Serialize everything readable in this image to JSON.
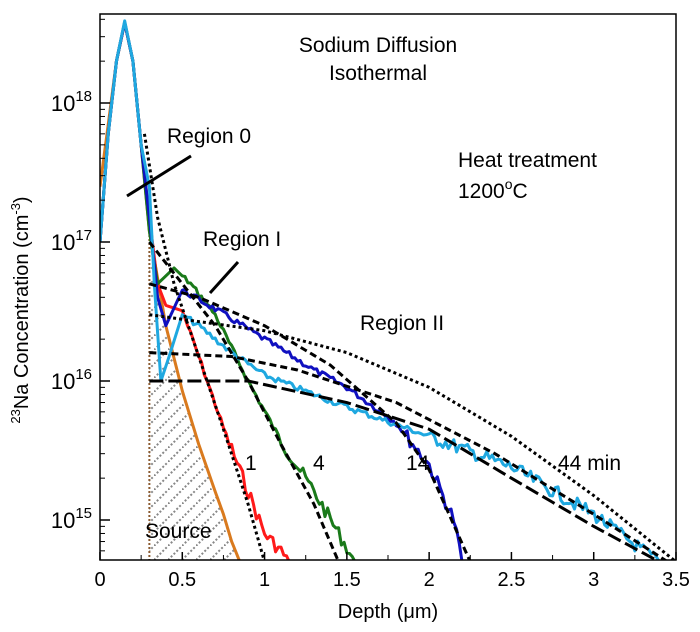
{
  "chart_data": {
    "type": "line",
    "title": [
      "Sodium Diffusion",
      "Isothermal"
    ],
    "xlabel": "Depth (μm)",
    "ylabel": {
      "pre": "23",
      "main": "Na Concentration (cm",
      "sup": "-3",
      "post": ")"
    },
    "xlim": [
      0,
      3.5
    ],
    "ylim": [
      500000000000000.0,
      4.5e+18
    ],
    "yscale": "log",
    "xticks": [
      "0",
      "0.5",
      "1",
      "1.5",
      "2",
      "2.5",
      "3",
      "3.5"
    ],
    "yticks": [
      {
        "base": "10",
        "exp": "15"
      },
      {
        "base": "10",
        "exp": "16"
      },
      {
        "base": "10",
        "exp": "17"
      },
      {
        "base": "10",
        "exp": "18"
      }
    ],
    "annotations": {
      "treatment": [
        "Heat treatment",
        "1200",
        "o",
        "C"
      ],
      "region0": "Region 0",
      "region1": "Region I",
      "region2": "Region II",
      "source": "Source",
      "curve_labels": [
        "1",
        "4",
        "14",
        "44 min"
      ]
    },
    "series": [
      {
        "name": "Source",
        "color": "#d97a1e",
        "x": [
          0,
          0.05,
          0.1,
          0.15,
          0.2,
          0.25,
          0.3,
          0.4,
          0.5,
          0.6,
          0.7,
          0.75,
          0.8,
          0.85
        ],
        "y": [
          2.5e+17,
          7e+17,
          2e+18,
          3.8e+18,
          2e+18,
          5e+17,
          1.2e+17,
          2.5e+16,
          8500000000000000.0,
          3500000000000000.0,
          1600000000000000.0,
          1100000000000000.0,
          700000000000000.0,
          500000000000000.0
        ]
      },
      {
        "name": "1",
        "color": "#ff1a1a",
        "x": [
          0,
          0.05,
          0.1,
          0.15,
          0.2,
          0.25,
          0.3,
          0.35,
          0.4,
          0.5,
          0.6,
          0.75,
          0.9,
          1.0,
          1.1,
          1.15
        ],
        "y": [
          1e+17,
          6e+17,
          2e+18,
          3.8e+18,
          2e+18,
          5e+17,
          1.5e+17,
          5e+16,
          3.5e+16,
          3.2e+16,
          1.5e+16,
          4600000000000000.0,
          1600000000000000.0,
          800000000000000.0,
          600000000000000.0,
          500000000000000.0
        ]
      },
      {
        "name": "4",
        "color": "#1a7a1a",
        "x": [
          0,
          0.05,
          0.1,
          0.15,
          0.2,
          0.25,
          0.3,
          0.35,
          0.45,
          0.55,
          0.7,
          0.9,
          1.1,
          1.3,
          1.45,
          1.55
        ],
        "y": [
          1e+17,
          6e+17,
          2e+18,
          3.8e+18,
          2e+18,
          5e+17,
          1.2e+17,
          5e+16,
          6.5e+16,
          5e+16,
          3e+16,
          1e+16,
          3700000000000000.0,
          1600000000000000.0,
          800000000000000.0,
          500000000000000.0
        ]
      },
      {
        "name": "14",
        "color": "#1010c0",
        "x": [
          0,
          0.05,
          0.1,
          0.15,
          0.2,
          0.25,
          0.3,
          0.35,
          0.4,
          0.5,
          0.7,
          1.0,
          1.3,
          1.5,
          1.8,
          2.0,
          2.15,
          2.2
        ],
        "y": [
          1e+17,
          6e+17,
          2e+18,
          3.8e+18,
          2e+18,
          5e+17,
          1.5e+17,
          4e+16,
          2.5e+16,
          4.5e+16,
          3.3e+16,
          2e+16,
          1.2e+16,
          9000000000000000.0,
          5000000000000000.0,
          2500000000000000.0,
          1000000000000000.0,
          500000000000000.0
        ]
      },
      {
        "name": "44 min",
        "color": "#1fa8e0",
        "x": [
          0,
          0.05,
          0.1,
          0.15,
          0.2,
          0.25,
          0.3,
          0.33,
          0.37,
          0.42,
          0.5,
          0.6,
          0.8,
          1.0,
          1.3,
          1.5,
          2.0,
          2.5,
          3.0,
          3.3,
          3.4
        ],
        "y": [
          1e+17,
          6e+17,
          2e+18,
          3.9e+18,
          2e+18,
          5e+17,
          2.5e+17,
          5e+16,
          1e+16,
          1.5e+16,
          3e+16,
          2.5e+16,
          1.6e+16,
          1.1e+16,
          8000000000000000.0,
          6500000000000000.0,
          4000000000000000.0,
          2400000000000000.0,
          1100000000000000.0,
          600000000000000.0,
          500000000000000.0
        ]
      }
    ],
    "fits": [
      {
        "style": "dotted",
        "x": [
          0.27,
          0.35,
          0.45,
          0.6,
          0.75,
          0.9,
          1.0
        ],
        "y": [
          6e+17,
          1.5e+17,
          5e+16,
          1.5e+16,
          4500000000000000.0,
          1300000000000000.0,
          500000000000000.0
        ]
      },
      {
        "style": "dashed",
        "x": [
          0.3,
          0.5,
          0.7,
          0.9,
          1.1,
          1.3,
          1.45
        ],
        "y": [
          1e+17,
          5e+16,
          2.5e+16,
          1e+16,
          3500000000000000.0,
          1300000000000000.0,
          500000000000000.0
        ]
      },
      {
        "style": "dashed",
        "x": [
          0.3,
          0.6,
          1.0,
          1.4,
          1.8,
          2.0,
          2.25
        ],
        "y": [
          5e+16,
          4e+16,
          2.5e+16,
          1.3e+16,
          5000000000000000.0,
          2300000000000000.0,
          500000000000000.0
        ]
      },
      {
        "style": "dotted",
        "x": [
          0.3,
          1.0,
          1.5,
          2.0,
          2.5,
          3.0,
          3.5
        ],
        "y": [
          3e+16,
          2.3e+16,
          1.6e+16,
          9000000000000000.0,
          4000000000000000.0,
          1500000000000000.0,
          500000000000000.0
        ]
      },
      {
        "style": "dashed",
        "x": [
          0.3,
          0.8,
          1.2,
          1.8,
          2.4,
          3.0,
          3.45
        ],
        "y": [
          1.6e+16,
          1.5e+16,
          1.2e+16,
          7000000000000000.0,
          3000000000000000.0,
          1100000000000000.0,
          500000000000000.0
        ]
      },
      {
        "style": "longdash",
        "x": [
          0.3,
          0.9,
          1.5,
          2.0,
          2.5,
          3.0,
          3.4
        ],
        "y": [
          1e+16,
          1e+16,
          7000000000000000.0,
          4500000000000000.0,
          2000000000000000.0,
          900000000000000.0,
          500000000000000.0
        ]
      }
    ]
  }
}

**********

**Challenge**
Reproduce the data verbatim. Do not carry any picture into the copy.

**Written answer**
Serialize everything readable in this image to JSON.
{
  "chart_data": {
    "type": "line",
    "title": [
      "Sodium Diffusion",
      "Isothermal"
    ],
    "xlabel": "Depth (μm)",
    "ylabel": {
      "pre": "23",
      "main": "Na Concentration (cm",
      "sup": "-3",
      "post": ")"
    },
    "xlim": [
      0,
      3.5
    ],
    "ylim": [
      500000000000000.0,
      4.5e+18
    ],
    "yscale": "log",
    "xticks": [
      "0",
      "0.5",
      "1",
      "1.5",
      "2",
      "2.5",
      "3",
      "3.5"
    ],
    "yticks": [
      {
        "base": "10",
        "exp": "15"
      },
      {
        "base": "10",
        "exp": "16"
      },
      {
        "base": "10",
        "exp": "17"
      },
      {
        "base": "10",
        "exp": "18"
      }
    ],
    "annotations": {
      "treatment": [
        "Heat treatment",
        "1200",
        "o",
        "C"
      ],
      "region0": "Region 0",
      "region1": "Region I",
      "region2": "Region II",
      "source": "Source",
      "curve_labels": [
        "1",
        "4",
        "14",
        "44 min"
      ]
    },
    "series": [
      {
        "name": "Source",
        "color": "#d97a1e",
        "x": [
          0,
          0.05,
          0.1,
          0.15,
          0.2,
          0.25,
          0.3,
          0.4,
          0.5,
          0.6,
          0.7,
          0.75,
          0.8,
          0.85
        ],
        "y": [
          2.5e+17,
          7e+17,
          2e+18,
          3.8e+18,
          2e+18,
          5e+17,
          1.2e+17,
          2.5e+16,
          8500000000000000.0,
          3500000000000000.0,
          1600000000000000.0,
          1100000000000000.0,
          700000000000000.0,
          500000000000000.0
        ]
      },
      {
        "name": "1",
        "color": "#ff1a1a",
        "x": [
          0,
          0.05,
          0.1,
          0.15,
          0.2,
          0.25,
          0.3,
          0.35,
          0.4,
          0.5,
          0.6,
          0.75,
          0.9,
          1.0,
          1.1,
          1.15
        ],
        "y": [
          1e+17,
          6e+17,
          2e+18,
          3.8e+18,
          2e+18,
          5e+17,
          1.5e+17,
          5e+16,
          3.5e+16,
          3.2e+16,
          1.5e+16,
          4600000000000000.0,
          1600000000000000.0,
          800000000000000.0,
          600000000000000.0,
          500000000000000.0
        ]
      },
      {
        "name": "4",
        "color": "#1a7a1a",
        "x": [
          0,
          0.05,
          0.1,
          0.15,
          0.2,
          0.25,
          0.3,
          0.35,
          0.45,
          0.55,
          0.7,
          0.9,
          1.1,
          1.3,
          1.45,
          1.55
        ],
        "y": [
          1e+17,
          6e+17,
          2e+18,
          3.8e+18,
          2e+18,
          5e+17,
          1.2e+17,
          5e+16,
          6.5e+16,
          5e+16,
          3e+16,
          1e+16,
          3700000000000000.0,
          1600000000000000.0,
          800000000000000.0,
          500000000000000.0
        ]
      },
      {
        "name": "14",
        "color": "#1010c0",
        "x": [
          0,
          0.05,
          0.1,
          0.15,
          0.2,
          0.25,
          0.3,
          0.35,
          0.4,
          0.5,
          0.7,
          1.0,
          1.3,
          1.5,
          1.8,
          2.0,
          2.15,
          2.2
        ],
        "y": [
          1e+17,
          6e+17,
          2e+18,
          3.8e+18,
          2e+18,
          5e+17,
          1.5e+17,
          4e+16,
          2.5e+16,
          4.5e+16,
          3.3e+16,
          2e+16,
          1.2e+16,
          9000000000000000.0,
          5000000000000000.0,
          2500000000000000.0,
          1000000000000000.0,
          500000000000000.0
        ]
      },
      {
        "name": "44 min",
        "color": "#1fa8e0",
        "x": [
          0,
          0.05,
          0.1,
          0.15,
          0.2,
          0.25,
          0.3,
          0.33,
          0.37,
          0.42,
          0.5,
          0.6,
          0.8,
          1.0,
          1.3,
          1.5,
          2.0,
          2.5,
          3.0,
          3.3,
          3.4
        ],
        "y": [
          1e+17,
          6e+17,
          2e+18,
          3.9e+18,
          2e+18,
          5e+17,
          2.5e+17,
          5e+16,
          1e+16,
          1.5e+16,
          3e+16,
          2.5e+16,
          1.6e+16,
          1.1e+16,
          8000000000000000.0,
          6500000000000000.0,
          4000000000000000.0,
          2400000000000000.0,
          1100000000000000.0,
          600000000000000.0,
          500000000000000.0
        ]
      }
    ],
    "fits": [
      {
        "style": "dotted",
        "x": [
          0.27,
          0.35,
          0.45,
          0.6,
          0.75,
          0.9,
          1.0
        ],
        "y": [
          6e+17,
          1.5e+17,
          5e+16,
          1.5e+16,
          4500000000000000.0,
          1300000000000000.0,
          500000000000000.0
        ]
      },
      {
        "style": "dashed",
        "x": [
          0.3,
          0.5,
          0.7,
          0.9,
          1.1,
          1.3,
          1.45
        ],
        "y": [
          1e+17,
          5e+16,
          2.5e+16,
          1e+16,
          3500000000000000.0,
          1300000000000000.0,
          500000000000000.0
        ]
      },
      {
        "style": "dashed",
        "x": [
          0.3,
          0.6,
          1.0,
          1.4,
          1.8,
          2.0,
          2.25
        ],
        "y": [
          5e+16,
          4e+16,
          2.5e+16,
          1.3e+16,
          5000000000000000.0,
          2300000000000000.0,
          500000000000000.0
        ]
      },
      {
        "style": "dotted",
        "x": [
          0.3,
          1.0,
          1.5,
          2.0,
          2.5,
          3.0,
          3.5
        ],
        "y": [
          3e+16,
          2.3e+16,
          1.6e+16,
          9000000000000000.0,
          4000000000000000.0,
          1500000000000000.0,
          500000000000000.0
        ]
      },
      {
        "style": "dashed",
        "x": [
          0.3,
          0.8,
          1.2,
          1.8,
          2.4,
          3.0,
          3.45
        ],
        "y": [
          1.6e+16,
          1.5e+16,
          1.2e+16,
          7000000000000000.0,
          3000000000000000.0,
          1100000000000000.0,
          500000000000000.0
        ]
      },
      {
        "style": "longdash",
        "x": [
          0.3,
          0.9,
          1.5,
          2.0,
          2.5,
          3.0,
          3.4
        ],
        "y": [
          1e+16,
          1e+16,
          7000000000000000.0,
          4500000000000000.0,
          2000000000000000.0,
          900000000000000.0,
          500000000000000.0
        ]
      }
    ]
  }
}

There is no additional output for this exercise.